→ **EXERCISE GOAL**: Find every line in the records that holds the string "Leavenworth". Copy each one.

[A block of data]
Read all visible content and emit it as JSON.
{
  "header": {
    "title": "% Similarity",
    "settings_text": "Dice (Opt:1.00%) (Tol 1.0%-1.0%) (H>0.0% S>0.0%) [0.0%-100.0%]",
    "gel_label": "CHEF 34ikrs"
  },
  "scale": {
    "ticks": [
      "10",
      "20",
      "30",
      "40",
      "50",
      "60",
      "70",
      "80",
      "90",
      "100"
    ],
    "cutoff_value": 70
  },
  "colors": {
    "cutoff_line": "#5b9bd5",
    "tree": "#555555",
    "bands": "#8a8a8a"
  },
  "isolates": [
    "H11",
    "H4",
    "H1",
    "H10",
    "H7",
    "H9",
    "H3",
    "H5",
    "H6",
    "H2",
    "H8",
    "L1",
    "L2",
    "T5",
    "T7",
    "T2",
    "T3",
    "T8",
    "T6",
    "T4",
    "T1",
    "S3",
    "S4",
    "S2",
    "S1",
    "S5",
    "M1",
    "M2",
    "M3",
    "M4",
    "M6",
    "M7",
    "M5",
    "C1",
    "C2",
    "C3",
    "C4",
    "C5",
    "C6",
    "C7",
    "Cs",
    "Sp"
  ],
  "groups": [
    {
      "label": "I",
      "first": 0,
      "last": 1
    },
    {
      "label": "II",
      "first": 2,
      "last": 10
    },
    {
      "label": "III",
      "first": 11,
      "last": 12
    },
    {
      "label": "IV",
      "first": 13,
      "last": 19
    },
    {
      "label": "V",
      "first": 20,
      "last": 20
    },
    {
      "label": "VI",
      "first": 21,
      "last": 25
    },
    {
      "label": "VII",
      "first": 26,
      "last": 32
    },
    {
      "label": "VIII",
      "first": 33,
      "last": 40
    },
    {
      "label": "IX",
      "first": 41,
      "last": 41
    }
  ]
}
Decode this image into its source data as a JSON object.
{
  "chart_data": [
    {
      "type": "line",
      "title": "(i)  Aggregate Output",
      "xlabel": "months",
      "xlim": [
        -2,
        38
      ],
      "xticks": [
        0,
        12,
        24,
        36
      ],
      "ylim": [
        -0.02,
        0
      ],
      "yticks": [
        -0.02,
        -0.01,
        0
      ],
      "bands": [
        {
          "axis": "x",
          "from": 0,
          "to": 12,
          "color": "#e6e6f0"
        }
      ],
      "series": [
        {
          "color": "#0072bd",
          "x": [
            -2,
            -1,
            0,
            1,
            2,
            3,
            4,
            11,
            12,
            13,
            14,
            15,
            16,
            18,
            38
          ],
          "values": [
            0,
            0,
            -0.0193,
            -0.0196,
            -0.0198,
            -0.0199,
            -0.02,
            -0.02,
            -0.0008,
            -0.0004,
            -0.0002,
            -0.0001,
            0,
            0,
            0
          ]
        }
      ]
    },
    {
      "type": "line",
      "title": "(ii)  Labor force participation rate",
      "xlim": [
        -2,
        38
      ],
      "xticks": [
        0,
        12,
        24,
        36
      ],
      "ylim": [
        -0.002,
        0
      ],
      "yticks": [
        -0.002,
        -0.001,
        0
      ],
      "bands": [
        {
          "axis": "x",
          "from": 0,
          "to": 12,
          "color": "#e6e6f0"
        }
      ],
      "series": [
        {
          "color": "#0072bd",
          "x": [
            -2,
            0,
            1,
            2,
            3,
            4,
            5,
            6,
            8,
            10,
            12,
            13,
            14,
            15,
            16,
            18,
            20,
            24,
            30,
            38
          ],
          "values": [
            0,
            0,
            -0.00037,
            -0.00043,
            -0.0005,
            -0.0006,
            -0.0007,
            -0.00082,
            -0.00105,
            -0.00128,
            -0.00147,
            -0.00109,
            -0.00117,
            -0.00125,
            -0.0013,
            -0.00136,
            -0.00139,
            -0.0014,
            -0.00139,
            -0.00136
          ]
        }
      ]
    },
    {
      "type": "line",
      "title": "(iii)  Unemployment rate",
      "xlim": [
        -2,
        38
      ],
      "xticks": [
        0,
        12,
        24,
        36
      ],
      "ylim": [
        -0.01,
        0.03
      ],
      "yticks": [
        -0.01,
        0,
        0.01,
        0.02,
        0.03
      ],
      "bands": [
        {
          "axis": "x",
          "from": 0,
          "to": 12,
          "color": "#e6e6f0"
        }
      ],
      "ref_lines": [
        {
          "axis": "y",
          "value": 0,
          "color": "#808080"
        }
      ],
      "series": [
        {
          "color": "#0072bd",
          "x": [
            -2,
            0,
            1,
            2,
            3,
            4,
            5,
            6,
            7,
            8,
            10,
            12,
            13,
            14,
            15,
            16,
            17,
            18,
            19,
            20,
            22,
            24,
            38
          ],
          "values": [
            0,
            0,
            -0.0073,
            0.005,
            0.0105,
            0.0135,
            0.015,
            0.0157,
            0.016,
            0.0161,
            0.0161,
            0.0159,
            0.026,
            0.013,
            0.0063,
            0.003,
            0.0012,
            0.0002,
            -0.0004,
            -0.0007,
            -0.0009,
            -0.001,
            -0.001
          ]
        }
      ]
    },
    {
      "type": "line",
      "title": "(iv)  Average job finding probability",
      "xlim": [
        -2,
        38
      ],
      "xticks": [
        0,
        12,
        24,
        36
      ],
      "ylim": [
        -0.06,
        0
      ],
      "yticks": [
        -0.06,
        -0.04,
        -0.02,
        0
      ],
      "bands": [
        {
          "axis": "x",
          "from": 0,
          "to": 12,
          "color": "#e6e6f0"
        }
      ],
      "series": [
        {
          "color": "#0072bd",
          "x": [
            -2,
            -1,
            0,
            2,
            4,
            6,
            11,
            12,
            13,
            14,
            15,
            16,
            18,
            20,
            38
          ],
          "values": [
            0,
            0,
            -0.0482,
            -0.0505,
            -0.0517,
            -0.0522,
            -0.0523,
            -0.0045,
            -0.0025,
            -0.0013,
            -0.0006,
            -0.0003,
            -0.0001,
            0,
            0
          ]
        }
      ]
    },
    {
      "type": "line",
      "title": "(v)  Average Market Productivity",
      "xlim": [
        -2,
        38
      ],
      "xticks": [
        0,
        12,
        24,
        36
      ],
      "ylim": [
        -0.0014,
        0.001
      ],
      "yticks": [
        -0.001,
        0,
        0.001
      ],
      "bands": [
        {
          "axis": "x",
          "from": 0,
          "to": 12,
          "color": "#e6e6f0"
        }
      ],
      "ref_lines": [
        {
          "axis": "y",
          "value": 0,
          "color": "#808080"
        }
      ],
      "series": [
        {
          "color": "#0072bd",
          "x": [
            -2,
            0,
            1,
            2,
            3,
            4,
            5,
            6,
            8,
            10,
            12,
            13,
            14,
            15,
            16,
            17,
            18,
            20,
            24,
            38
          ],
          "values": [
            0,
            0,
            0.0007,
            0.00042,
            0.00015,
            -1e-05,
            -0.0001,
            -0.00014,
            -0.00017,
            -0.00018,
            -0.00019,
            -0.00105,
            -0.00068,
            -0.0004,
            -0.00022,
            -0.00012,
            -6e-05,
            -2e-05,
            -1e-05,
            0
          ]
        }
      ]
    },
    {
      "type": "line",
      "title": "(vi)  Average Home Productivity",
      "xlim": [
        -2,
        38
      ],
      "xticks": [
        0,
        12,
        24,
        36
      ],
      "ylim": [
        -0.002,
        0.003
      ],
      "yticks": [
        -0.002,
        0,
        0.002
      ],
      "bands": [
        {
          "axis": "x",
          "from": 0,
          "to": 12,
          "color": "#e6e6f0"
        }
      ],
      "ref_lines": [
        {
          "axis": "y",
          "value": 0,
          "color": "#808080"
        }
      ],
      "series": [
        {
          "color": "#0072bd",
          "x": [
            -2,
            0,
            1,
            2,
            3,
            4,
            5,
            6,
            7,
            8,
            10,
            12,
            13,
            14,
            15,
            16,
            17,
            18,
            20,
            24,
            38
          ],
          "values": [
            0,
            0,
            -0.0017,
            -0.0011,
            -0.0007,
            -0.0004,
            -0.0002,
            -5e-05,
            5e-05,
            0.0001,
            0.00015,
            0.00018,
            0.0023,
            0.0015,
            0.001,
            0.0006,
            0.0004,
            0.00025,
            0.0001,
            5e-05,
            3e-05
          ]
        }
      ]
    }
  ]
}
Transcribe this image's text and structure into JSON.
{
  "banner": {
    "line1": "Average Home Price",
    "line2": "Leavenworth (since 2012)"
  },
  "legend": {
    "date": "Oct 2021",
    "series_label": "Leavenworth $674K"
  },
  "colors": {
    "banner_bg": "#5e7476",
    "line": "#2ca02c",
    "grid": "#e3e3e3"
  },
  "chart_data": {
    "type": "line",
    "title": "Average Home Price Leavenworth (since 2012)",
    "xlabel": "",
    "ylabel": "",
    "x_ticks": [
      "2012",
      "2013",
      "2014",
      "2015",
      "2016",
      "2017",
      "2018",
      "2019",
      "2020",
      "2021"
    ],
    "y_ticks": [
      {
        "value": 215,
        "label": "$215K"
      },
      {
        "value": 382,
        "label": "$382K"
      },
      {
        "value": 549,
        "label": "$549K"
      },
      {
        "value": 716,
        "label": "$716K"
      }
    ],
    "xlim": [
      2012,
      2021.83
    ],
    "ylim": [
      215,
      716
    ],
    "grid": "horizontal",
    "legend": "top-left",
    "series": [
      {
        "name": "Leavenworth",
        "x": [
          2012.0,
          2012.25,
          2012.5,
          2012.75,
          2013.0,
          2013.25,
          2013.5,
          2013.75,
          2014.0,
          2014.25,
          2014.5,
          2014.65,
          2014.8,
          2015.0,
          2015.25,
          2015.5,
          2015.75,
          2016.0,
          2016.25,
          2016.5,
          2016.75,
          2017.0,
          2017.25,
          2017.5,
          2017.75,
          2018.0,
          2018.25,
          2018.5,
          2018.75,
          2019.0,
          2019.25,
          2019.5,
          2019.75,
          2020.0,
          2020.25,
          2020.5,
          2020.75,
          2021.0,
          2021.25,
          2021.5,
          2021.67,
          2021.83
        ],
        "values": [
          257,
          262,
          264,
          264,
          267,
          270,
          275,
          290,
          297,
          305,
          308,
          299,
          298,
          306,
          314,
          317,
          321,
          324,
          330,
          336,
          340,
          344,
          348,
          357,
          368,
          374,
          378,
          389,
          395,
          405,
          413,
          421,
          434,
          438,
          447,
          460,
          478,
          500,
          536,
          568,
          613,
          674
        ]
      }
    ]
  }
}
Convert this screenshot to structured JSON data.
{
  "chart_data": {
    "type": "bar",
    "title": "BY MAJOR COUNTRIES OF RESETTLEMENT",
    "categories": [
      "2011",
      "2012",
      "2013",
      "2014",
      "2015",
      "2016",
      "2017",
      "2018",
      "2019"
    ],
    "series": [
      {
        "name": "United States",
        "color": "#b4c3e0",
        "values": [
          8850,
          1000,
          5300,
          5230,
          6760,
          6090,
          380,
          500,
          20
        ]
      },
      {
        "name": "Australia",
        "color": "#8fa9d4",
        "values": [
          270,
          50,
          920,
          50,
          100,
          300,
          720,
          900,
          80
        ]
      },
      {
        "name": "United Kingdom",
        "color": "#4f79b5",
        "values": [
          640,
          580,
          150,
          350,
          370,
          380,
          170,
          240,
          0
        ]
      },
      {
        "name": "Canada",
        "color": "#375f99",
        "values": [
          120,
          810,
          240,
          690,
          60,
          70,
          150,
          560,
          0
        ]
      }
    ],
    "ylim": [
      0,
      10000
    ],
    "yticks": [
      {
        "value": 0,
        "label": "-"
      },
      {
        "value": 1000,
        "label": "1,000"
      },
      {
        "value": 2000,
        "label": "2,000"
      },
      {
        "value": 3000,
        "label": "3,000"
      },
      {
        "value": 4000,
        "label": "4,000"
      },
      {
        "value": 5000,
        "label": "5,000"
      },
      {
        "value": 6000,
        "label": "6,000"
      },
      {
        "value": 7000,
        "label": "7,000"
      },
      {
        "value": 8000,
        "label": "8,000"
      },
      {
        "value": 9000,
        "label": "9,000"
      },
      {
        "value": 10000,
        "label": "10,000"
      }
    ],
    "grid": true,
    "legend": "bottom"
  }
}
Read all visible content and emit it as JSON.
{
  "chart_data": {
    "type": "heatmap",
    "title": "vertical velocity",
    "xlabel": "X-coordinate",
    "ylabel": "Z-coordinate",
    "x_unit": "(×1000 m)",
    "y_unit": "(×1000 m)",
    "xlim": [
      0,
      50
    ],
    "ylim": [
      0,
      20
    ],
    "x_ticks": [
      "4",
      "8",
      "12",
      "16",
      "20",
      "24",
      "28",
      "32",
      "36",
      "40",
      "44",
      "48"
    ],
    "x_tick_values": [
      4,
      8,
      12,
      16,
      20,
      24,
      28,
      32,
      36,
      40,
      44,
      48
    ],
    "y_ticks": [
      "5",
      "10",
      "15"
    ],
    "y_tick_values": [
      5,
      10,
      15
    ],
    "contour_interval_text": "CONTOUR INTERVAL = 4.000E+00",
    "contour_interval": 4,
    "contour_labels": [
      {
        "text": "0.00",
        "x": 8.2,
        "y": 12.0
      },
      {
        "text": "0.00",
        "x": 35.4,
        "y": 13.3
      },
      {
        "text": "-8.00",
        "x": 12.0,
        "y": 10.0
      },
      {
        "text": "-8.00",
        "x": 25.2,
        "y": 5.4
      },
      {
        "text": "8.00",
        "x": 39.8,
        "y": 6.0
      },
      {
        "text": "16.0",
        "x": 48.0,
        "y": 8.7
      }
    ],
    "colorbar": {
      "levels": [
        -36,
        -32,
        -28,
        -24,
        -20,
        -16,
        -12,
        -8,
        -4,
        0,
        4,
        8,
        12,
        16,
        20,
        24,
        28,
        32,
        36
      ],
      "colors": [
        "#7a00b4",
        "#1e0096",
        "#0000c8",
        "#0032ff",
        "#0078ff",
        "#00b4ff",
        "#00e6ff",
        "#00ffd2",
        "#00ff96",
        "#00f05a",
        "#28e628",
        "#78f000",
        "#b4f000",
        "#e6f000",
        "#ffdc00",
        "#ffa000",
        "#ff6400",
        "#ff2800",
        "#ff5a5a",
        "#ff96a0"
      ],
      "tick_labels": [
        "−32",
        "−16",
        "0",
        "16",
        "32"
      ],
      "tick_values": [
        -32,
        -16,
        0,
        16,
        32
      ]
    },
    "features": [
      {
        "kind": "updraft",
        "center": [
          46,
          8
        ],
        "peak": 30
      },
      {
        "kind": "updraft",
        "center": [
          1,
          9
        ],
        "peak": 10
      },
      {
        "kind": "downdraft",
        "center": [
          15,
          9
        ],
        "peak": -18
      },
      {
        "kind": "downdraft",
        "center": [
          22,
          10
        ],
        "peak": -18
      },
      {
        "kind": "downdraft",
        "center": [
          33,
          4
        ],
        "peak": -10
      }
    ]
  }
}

→ **IN RESPONSE**:
    "line2": "Leavenworth (since 2012)"
    "series_label": "Leavenworth $674K"
    "title": "Average Home Price Leavenworth (since 2012)",
        "name": "Leavenworth",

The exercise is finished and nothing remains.